** Start **

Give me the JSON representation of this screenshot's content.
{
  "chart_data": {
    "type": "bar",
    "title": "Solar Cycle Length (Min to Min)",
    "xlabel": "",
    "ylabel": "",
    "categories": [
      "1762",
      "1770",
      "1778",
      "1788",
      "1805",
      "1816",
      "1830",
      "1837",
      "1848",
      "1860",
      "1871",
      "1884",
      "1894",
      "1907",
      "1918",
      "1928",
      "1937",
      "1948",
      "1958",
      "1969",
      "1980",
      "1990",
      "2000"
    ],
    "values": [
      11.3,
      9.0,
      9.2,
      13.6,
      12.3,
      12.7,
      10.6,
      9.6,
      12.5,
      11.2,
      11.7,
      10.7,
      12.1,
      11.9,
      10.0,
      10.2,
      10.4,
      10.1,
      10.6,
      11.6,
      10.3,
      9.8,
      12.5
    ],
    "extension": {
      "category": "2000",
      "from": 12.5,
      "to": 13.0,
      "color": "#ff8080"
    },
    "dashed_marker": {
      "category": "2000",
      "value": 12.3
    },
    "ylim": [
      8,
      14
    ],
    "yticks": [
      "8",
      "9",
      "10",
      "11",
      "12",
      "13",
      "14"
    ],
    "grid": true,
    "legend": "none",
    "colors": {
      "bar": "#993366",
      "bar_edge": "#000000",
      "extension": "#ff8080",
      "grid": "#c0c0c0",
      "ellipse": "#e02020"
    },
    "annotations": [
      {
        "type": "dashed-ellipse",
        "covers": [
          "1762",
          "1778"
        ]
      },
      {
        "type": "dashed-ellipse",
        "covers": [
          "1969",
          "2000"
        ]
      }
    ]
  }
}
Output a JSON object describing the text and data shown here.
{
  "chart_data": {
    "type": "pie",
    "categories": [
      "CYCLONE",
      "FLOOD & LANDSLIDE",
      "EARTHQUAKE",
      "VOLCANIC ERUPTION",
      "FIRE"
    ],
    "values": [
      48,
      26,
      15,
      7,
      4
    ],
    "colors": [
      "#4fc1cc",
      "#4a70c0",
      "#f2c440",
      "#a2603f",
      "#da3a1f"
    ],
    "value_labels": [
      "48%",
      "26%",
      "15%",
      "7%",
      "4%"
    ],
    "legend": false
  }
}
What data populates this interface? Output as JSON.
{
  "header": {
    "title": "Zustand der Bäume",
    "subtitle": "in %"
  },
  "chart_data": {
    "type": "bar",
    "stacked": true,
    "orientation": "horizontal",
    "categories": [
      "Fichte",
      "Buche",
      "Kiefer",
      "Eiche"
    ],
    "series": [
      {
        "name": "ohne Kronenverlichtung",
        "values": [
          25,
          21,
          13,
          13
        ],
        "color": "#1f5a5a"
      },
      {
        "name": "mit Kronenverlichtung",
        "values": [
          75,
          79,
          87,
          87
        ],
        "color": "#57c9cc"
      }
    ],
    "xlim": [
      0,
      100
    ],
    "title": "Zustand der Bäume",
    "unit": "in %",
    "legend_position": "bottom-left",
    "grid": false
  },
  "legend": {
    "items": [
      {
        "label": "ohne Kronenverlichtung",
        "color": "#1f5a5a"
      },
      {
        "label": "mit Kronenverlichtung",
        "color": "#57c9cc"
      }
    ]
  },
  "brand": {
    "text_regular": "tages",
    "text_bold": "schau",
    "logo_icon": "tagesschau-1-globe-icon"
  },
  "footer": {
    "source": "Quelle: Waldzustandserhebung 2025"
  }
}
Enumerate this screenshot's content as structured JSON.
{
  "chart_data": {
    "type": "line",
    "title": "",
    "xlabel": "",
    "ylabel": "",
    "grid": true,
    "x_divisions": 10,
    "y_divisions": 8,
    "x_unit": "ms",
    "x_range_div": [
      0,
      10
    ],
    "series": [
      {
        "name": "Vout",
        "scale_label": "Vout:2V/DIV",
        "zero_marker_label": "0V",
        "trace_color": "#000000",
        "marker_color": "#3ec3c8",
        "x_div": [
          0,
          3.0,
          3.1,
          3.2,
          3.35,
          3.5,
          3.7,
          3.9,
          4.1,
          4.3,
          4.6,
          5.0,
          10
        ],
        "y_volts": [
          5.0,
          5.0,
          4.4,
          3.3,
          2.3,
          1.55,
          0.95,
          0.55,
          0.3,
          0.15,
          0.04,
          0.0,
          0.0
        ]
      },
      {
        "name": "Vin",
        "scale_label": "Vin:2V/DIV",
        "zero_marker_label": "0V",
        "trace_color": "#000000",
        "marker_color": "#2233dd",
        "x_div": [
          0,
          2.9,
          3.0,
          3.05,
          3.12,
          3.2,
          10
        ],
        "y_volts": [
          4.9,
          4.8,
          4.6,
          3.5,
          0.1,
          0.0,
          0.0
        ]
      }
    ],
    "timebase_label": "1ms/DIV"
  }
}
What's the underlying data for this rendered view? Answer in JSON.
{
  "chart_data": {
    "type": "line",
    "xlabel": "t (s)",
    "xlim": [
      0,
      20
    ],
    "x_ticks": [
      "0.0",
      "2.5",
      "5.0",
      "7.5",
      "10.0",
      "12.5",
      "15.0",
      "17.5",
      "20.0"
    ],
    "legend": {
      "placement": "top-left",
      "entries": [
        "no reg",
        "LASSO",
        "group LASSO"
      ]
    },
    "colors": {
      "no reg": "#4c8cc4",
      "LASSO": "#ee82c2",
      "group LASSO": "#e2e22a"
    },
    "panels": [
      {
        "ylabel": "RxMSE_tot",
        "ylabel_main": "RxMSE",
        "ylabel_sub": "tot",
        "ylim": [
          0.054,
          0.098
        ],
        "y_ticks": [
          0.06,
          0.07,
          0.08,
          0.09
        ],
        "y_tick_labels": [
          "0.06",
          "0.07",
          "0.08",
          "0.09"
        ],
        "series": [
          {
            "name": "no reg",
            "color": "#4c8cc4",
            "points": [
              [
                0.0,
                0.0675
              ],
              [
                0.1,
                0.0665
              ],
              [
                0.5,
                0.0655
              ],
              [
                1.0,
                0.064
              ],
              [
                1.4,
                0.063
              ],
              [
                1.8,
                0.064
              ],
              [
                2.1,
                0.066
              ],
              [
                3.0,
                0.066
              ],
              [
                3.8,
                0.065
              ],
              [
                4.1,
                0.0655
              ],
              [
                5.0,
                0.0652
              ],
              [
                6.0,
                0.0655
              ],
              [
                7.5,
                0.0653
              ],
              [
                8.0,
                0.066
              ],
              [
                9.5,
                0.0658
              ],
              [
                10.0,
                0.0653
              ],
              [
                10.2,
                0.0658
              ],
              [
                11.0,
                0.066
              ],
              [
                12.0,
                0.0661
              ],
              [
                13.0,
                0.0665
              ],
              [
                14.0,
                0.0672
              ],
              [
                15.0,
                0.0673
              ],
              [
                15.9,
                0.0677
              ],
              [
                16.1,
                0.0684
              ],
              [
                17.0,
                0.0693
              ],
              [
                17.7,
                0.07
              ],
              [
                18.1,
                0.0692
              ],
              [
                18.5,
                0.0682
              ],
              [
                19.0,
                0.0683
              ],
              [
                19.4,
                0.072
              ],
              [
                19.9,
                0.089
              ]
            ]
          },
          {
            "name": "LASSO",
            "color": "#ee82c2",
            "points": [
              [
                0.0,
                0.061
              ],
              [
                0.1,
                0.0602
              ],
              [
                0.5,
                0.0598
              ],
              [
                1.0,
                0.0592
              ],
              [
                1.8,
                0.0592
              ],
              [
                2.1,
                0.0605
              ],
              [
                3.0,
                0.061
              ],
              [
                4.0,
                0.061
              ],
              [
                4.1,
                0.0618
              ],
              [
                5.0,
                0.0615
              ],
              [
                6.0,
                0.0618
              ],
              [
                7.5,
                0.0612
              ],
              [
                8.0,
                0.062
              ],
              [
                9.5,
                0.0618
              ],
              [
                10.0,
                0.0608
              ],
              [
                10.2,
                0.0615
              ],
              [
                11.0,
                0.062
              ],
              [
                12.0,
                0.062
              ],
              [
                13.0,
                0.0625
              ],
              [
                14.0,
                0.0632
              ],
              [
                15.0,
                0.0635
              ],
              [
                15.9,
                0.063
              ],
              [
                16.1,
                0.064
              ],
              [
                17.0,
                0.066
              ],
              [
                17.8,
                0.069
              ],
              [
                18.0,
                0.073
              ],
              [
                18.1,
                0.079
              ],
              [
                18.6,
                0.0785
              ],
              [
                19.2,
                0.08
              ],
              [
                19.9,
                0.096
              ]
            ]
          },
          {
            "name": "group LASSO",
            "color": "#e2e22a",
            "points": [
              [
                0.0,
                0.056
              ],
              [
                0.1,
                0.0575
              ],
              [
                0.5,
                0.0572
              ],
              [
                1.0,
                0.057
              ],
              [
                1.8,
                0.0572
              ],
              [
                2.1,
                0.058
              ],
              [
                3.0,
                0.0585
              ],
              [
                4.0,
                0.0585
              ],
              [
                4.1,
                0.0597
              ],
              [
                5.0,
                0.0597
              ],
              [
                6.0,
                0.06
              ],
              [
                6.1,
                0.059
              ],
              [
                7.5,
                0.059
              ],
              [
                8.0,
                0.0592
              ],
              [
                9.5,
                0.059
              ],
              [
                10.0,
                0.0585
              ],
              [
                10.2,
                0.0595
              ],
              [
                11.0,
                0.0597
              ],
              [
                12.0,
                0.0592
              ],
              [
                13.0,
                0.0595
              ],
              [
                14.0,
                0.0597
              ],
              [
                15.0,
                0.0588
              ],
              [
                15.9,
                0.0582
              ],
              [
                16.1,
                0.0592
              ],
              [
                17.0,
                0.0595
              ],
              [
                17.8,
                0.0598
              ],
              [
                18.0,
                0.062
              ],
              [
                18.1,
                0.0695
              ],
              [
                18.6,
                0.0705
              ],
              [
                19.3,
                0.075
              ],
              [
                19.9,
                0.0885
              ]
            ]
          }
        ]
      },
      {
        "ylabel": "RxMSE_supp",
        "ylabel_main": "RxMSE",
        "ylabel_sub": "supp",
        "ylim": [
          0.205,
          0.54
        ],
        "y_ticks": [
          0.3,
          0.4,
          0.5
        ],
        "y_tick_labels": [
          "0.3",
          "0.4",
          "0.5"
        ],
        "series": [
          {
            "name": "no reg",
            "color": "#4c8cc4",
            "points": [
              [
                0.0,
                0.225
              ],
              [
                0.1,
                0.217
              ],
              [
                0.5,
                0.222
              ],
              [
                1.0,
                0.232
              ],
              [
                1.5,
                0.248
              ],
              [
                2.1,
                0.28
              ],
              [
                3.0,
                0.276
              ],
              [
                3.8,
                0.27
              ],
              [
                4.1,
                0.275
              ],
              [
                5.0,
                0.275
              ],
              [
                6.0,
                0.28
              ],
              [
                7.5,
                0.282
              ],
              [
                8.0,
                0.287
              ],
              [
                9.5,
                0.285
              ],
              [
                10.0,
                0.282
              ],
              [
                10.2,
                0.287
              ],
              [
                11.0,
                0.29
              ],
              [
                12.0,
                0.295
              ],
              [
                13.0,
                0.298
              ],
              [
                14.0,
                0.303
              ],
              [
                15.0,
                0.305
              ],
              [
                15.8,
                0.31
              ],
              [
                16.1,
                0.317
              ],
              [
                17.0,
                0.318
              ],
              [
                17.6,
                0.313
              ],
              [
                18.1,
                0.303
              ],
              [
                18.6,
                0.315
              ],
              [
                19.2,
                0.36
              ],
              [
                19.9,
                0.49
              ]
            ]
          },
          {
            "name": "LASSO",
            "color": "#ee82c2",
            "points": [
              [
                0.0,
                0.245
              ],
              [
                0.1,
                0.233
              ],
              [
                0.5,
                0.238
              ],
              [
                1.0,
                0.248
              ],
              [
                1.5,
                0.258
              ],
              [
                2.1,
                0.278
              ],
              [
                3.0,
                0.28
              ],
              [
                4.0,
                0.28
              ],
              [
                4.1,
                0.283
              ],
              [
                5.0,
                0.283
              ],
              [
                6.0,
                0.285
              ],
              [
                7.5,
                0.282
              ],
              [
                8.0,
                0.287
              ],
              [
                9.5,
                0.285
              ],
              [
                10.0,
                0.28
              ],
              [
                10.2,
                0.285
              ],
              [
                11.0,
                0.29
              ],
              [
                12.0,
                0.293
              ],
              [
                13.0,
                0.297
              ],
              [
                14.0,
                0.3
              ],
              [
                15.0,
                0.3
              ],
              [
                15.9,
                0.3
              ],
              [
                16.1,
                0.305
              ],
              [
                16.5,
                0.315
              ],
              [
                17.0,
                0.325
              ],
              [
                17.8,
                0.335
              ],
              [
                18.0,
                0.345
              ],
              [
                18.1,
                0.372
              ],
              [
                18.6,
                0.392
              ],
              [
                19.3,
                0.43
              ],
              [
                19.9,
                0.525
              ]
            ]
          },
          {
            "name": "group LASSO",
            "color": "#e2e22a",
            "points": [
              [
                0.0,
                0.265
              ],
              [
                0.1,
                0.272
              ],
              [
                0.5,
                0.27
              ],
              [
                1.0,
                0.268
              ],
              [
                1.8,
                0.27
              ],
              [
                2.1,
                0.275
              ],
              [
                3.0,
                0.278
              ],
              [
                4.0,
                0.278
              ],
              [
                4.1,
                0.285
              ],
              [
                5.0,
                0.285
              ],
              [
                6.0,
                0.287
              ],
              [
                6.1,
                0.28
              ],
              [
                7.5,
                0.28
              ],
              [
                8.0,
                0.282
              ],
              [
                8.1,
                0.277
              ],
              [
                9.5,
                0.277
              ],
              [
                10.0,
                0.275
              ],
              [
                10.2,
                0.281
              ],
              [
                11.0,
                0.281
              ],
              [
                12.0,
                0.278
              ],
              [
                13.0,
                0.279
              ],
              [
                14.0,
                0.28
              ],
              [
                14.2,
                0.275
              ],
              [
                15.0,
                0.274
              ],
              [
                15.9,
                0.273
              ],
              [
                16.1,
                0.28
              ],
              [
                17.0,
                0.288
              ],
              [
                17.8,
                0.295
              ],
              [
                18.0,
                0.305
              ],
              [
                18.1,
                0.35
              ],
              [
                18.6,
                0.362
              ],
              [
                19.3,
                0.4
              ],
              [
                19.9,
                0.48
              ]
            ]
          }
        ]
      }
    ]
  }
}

** End **

» **SHORT EXERCISE**: Each line containing "group" counts once; state the total number of such lines and nothing else.

» **TASK RESULT**: 4